== Work required ==
Provide the number of lines containing the word "JSON", and nothing else.

== Stored records ==
########

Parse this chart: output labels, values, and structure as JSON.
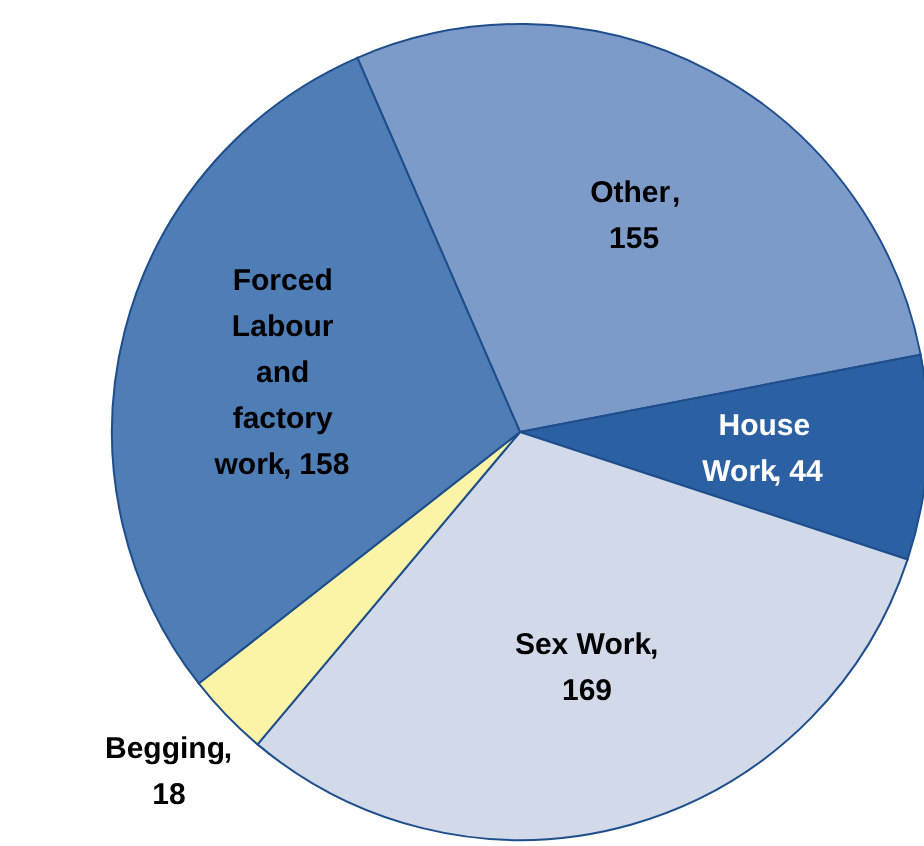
{
  "chart_data": {
    "type": "pie",
    "categories": [
      "Other",
      "House Work",
      "Sex Work",
      "Begging",
      "Forced Labour and factory work"
    ],
    "values": [
      155,
      44,
      169,
      18,
      158
    ],
    "colors": [
      "#7d9bc9",
      "#2b60a3",
      "#d2d9e8",
      "#fbf4a6",
      "#4f7db6"
    ],
    "value_labels": [
      ", 155",
      ", 44",
      ", 169",
      ", 18",
      ", 158"
    ]
  }
}
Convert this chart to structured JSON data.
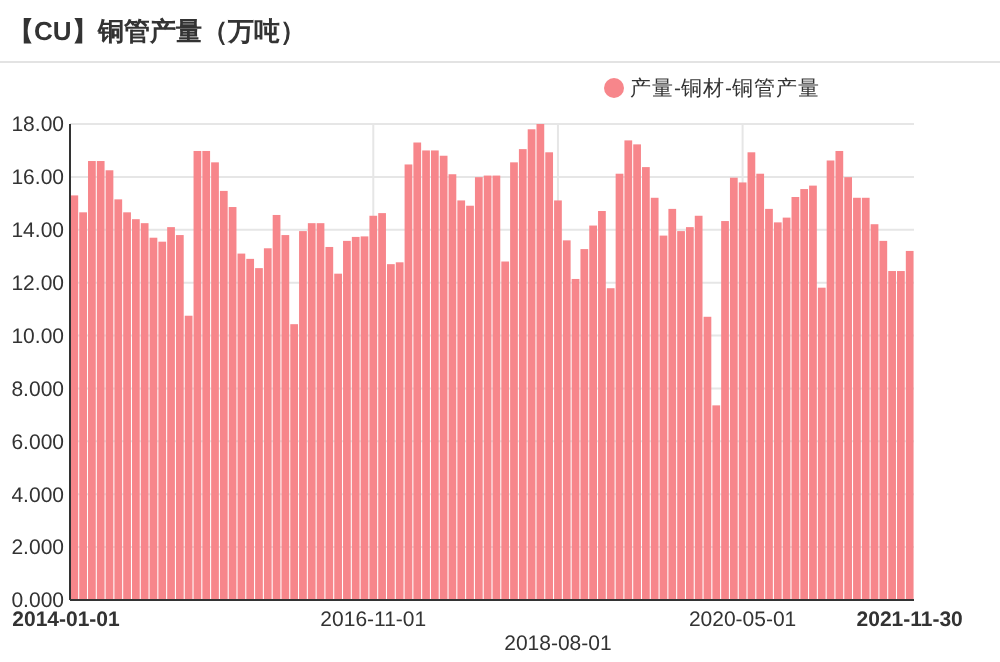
{
  "chart_data": {
    "type": "bar",
    "title": "【CU】铜管产量（万吨）",
    "categories": [
      "2014-01-01",
      null,
      null,
      null,
      null,
      null,
      null,
      null,
      null,
      null,
      null,
      null,
      null,
      null,
      null,
      null,
      null,
      null,
      null,
      null,
      null,
      null,
      null,
      null,
      null,
      null,
      null,
      null,
      null,
      null,
      null,
      null,
      null,
      null,
      "2016-11-01",
      null,
      null,
      null,
      null,
      null,
      null,
      null,
      null,
      null,
      null,
      null,
      null,
      null,
      null,
      null,
      null,
      null,
      null,
      null,
      null,
      "2018-08-01",
      null,
      null,
      null,
      null,
      null,
      null,
      null,
      null,
      null,
      null,
      null,
      null,
      null,
      null,
      null,
      null,
      null,
      null,
      null,
      null,
      "2020-05-01",
      null,
      null,
      null,
      null,
      null,
      null,
      null,
      null,
      null,
      null,
      null,
      null,
      null,
      null,
      null,
      null,
      null,
      null,
      "2021-11-30"
    ],
    "series": [
      {
        "name": "产量-铜材-铜管产量",
        "color": "#f7868b",
        "values": [
          15.3,
          14.66,
          16.6,
          16.6,
          16.25,
          15.15,
          14.66,
          14.4,
          14.25,
          13.7,
          13.55,
          14.1,
          13.8,
          10.75,
          16.98,
          16.98,
          16.55,
          15.47,
          14.86,
          13.1,
          12.9,
          12.55,
          13.3,
          14.56,
          13.8,
          10.43,
          13.95,
          14.25,
          14.25,
          13.35,
          12.34,
          13.58,
          13.73,
          13.75,
          14.53,
          14.63,
          12.7,
          12.77,
          16.47,
          17.3,
          17.0,
          17.0,
          16.8,
          16.1,
          15.11,
          14.91,
          15.99,
          16.05,
          16.05,
          12.8,
          16.55,
          17.05,
          17.8,
          18.0,
          16.93,
          15.11,
          13.6,
          12.14,
          13.27,
          14.16,
          14.71,
          11.79,
          16.12,
          17.38,
          17.23,
          16.37,
          15.21,
          13.78,
          14.79,
          13.95,
          14.1,
          14.53,
          10.71,
          7.36,
          14.33,
          15.97,
          15.79,
          16.93,
          16.12,
          14.79,
          14.28,
          14.46,
          15.24,
          15.54,
          15.67,
          11.81,
          16.62,
          16.98,
          15.99,
          15.21,
          15.21,
          14.21,
          13.58,
          12.44,
          12.44,
          13.2
        ]
      }
    ],
    "ylim": [
      0,
      18
    ],
    "yticks": [
      {
        "value": 0,
        "label": "0.000"
      },
      {
        "value": 2,
        "label": "2.000"
      },
      {
        "value": 4,
        "label": "4.000"
      },
      {
        "value": 6,
        "label": "6.000"
      },
      {
        "value": 8,
        "label": "8.000"
      },
      {
        "value": 10,
        "label": "10.00"
      },
      {
        "value": 12,
        "label": "12.00"
      },
      {
        "value": 14,
        "label": "14.00"
      },
      {
        "value": 16,
        "label": "16.00"
      },
      {
        "value": 18,
        "label": "18.00"
      }
    ],
    "grid": true,
    "legend": "top right"
  }
}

########

== Task answer ==
2